## Exercise details
Can you give the lines from the very first one through the line containing "data-point-yy [971,91,981,101]", both included, as a numbered list with any blank lines left out?

Element placement data:
* * *

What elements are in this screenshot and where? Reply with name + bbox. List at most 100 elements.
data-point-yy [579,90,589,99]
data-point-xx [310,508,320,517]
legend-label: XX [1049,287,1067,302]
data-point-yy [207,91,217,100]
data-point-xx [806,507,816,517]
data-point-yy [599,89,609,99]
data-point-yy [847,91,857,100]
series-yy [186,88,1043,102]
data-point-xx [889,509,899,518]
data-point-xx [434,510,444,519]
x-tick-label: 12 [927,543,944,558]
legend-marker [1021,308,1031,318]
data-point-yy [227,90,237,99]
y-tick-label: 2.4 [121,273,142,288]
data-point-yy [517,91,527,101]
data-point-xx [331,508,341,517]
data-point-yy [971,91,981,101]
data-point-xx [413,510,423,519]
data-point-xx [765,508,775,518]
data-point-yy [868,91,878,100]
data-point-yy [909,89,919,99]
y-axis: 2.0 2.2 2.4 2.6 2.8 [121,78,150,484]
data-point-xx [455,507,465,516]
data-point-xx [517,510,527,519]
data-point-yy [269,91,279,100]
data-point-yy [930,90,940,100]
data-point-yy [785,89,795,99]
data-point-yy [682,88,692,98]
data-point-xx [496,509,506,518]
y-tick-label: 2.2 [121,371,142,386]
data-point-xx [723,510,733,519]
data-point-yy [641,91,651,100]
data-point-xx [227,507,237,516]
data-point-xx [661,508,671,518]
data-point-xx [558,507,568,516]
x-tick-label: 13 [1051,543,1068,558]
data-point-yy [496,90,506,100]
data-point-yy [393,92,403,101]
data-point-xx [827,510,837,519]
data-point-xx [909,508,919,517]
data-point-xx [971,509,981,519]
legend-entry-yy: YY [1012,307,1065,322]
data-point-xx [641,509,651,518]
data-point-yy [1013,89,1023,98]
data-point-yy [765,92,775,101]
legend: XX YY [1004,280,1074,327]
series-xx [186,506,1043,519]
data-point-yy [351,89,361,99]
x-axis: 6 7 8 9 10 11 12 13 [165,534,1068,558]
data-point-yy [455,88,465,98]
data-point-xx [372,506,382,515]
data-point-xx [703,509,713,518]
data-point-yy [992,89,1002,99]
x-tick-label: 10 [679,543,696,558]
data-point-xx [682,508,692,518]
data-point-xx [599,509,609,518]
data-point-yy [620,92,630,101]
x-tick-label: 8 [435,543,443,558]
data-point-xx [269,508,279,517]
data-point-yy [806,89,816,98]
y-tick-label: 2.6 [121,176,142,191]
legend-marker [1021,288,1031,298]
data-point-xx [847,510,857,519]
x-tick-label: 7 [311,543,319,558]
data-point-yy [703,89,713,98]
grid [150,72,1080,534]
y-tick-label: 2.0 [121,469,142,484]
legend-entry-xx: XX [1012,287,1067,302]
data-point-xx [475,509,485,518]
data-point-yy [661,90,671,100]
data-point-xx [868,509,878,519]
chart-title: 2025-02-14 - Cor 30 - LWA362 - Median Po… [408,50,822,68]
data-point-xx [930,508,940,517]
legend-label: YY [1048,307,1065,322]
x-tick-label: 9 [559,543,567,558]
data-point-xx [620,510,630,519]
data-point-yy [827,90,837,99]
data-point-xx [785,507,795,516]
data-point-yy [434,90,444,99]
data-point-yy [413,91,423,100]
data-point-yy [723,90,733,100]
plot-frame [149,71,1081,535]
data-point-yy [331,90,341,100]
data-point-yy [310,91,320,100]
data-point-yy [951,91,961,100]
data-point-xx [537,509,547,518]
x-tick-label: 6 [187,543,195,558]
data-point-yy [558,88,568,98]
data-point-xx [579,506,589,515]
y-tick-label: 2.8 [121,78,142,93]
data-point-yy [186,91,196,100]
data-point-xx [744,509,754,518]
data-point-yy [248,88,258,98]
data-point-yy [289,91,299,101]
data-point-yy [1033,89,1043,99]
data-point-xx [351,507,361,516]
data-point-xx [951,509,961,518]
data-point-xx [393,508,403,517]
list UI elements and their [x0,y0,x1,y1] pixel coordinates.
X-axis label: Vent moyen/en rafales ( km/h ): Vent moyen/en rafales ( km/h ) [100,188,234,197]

* * *

## Answer in full
1. What elements are in this screenshot and where? Reply with name + bbox. List at most 100 elements.
2. data-point-yy [579,90,589,99]
3. data-point-xx [310,508,320,517]
4. legend-label: XX [1049,287,1067,302]
5. data-point-yy [207,91,217,100]
6. data-point-xx [806,507,816,517]
7. data-point-yy [599,89,609,99]
8. data-point-yy [847,91,857,100]
9. series-yy [186,88,1043,102]
10. data-point-xx [889,509,899,518]
11. data-point-xx [434,510,444,519]
12. x-tick-label: 12 [927,543,944,558]
13. legend-marker [1021,308,1031,318]
14. data-point-yy [227,90,237,99]
15. y-tick-label: 2.4 [121,273,142,288]
16. data-point-yy [517,91,527,101]
17. data-point-xx [331,508,341,517]
18. data-point-yy [971,91,981,101]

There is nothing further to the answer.